ENTRIES PROVIDED.
:::::

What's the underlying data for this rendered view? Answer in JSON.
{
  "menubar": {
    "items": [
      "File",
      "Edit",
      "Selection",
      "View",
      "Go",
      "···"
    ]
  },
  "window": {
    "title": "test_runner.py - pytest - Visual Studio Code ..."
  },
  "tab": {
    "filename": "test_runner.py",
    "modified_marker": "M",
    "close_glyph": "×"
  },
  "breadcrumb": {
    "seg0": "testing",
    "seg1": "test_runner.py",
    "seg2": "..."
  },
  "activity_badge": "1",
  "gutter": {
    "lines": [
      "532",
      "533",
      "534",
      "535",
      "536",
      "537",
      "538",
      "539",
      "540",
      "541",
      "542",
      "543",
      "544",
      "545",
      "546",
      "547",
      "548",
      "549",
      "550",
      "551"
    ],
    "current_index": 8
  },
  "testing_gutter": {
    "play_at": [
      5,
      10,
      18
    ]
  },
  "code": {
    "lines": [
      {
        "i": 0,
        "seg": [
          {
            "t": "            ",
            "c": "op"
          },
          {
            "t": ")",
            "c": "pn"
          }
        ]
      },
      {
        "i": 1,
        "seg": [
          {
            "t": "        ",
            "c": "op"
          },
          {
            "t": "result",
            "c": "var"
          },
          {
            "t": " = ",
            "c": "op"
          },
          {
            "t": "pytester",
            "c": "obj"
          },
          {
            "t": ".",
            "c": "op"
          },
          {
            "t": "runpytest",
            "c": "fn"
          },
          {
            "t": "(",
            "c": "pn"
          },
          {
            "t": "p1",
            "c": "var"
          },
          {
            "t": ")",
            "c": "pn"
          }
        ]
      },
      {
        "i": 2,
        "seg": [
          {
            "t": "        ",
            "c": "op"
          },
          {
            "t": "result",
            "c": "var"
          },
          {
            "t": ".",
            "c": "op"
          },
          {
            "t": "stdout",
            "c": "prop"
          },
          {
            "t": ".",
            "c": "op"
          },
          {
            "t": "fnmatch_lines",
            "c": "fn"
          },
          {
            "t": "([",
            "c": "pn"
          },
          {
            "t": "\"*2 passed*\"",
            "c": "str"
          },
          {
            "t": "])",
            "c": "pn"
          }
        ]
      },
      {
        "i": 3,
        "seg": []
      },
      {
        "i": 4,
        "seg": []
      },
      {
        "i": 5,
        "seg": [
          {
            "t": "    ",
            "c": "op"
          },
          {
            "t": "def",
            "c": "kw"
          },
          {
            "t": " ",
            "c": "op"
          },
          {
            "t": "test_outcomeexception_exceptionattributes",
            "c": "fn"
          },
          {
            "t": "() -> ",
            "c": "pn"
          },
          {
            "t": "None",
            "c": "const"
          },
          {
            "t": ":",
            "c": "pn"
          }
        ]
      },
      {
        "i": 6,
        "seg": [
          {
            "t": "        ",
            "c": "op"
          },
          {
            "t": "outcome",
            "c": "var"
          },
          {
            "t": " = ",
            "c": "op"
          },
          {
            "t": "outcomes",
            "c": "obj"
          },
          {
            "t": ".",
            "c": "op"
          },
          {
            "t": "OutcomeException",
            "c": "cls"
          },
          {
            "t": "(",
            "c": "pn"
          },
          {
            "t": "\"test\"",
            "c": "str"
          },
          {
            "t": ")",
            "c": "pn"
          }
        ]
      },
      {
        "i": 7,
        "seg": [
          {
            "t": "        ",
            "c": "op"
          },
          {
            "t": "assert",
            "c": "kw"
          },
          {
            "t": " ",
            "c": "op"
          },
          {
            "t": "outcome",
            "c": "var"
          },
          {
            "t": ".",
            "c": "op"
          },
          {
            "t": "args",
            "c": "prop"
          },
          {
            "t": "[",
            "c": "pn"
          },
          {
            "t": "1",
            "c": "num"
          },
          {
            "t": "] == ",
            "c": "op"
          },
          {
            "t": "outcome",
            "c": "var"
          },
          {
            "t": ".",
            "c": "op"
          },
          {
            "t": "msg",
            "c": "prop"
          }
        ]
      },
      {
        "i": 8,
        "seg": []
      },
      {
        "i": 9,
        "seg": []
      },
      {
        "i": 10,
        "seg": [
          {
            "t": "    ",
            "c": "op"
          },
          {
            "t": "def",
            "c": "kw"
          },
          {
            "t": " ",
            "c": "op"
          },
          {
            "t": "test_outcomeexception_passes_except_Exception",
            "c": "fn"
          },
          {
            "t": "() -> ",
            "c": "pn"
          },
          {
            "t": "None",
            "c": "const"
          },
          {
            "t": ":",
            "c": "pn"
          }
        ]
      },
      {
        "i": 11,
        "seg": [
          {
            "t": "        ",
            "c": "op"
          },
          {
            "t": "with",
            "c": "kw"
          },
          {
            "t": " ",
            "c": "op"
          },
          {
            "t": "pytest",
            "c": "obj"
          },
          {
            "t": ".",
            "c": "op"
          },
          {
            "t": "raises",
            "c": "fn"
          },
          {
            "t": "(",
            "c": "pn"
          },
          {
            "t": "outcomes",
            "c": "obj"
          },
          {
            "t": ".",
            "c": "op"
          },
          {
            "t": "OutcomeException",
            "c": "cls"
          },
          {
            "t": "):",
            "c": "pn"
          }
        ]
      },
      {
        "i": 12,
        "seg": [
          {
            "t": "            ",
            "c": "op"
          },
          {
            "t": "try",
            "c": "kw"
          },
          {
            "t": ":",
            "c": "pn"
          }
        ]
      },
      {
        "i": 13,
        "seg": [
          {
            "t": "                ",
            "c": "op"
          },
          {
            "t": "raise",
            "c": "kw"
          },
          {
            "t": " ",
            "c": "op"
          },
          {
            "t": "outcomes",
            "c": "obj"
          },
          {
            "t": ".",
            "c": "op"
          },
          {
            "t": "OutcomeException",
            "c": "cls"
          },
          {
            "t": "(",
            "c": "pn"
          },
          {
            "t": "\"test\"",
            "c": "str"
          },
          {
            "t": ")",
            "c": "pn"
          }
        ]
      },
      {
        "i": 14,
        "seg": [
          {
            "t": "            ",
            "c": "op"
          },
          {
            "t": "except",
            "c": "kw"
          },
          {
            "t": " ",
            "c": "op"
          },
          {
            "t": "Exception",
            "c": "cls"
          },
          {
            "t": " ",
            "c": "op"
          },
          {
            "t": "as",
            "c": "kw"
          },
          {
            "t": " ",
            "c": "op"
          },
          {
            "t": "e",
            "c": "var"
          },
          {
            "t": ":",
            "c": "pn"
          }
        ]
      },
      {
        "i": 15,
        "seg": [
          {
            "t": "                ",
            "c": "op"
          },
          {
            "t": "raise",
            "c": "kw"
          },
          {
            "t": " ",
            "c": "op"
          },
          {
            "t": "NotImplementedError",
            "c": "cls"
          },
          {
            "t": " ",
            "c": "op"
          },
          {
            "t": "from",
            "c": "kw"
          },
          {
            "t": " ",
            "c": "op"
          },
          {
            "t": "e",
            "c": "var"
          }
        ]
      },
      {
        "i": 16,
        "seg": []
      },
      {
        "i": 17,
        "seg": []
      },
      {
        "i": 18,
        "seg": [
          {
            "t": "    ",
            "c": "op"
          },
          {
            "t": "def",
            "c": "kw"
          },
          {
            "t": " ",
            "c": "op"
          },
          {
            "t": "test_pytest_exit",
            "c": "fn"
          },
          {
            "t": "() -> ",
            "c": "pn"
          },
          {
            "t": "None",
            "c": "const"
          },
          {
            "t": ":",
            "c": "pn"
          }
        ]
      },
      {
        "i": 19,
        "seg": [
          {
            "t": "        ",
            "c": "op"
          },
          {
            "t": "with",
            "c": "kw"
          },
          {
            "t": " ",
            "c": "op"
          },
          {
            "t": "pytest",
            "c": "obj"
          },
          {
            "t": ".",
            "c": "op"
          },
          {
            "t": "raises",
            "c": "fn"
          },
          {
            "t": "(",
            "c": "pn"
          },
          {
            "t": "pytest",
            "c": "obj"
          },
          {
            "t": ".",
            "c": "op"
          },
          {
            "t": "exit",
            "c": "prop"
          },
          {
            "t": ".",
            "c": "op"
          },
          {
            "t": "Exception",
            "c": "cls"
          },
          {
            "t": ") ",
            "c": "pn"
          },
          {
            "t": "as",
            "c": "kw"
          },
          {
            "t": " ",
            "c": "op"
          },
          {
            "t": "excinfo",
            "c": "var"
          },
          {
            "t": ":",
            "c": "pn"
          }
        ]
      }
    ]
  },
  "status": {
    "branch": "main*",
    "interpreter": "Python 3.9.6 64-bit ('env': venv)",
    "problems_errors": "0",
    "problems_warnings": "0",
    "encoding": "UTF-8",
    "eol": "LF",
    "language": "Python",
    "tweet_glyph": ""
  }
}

:::::

JOB. Which lines in the listing above hold the word "Python"? Show each of them.

EXERCISE RESPONSE.
    "interpreter": "Python 3.9.6 64-bit ('env': venv)",
    "language": "Python",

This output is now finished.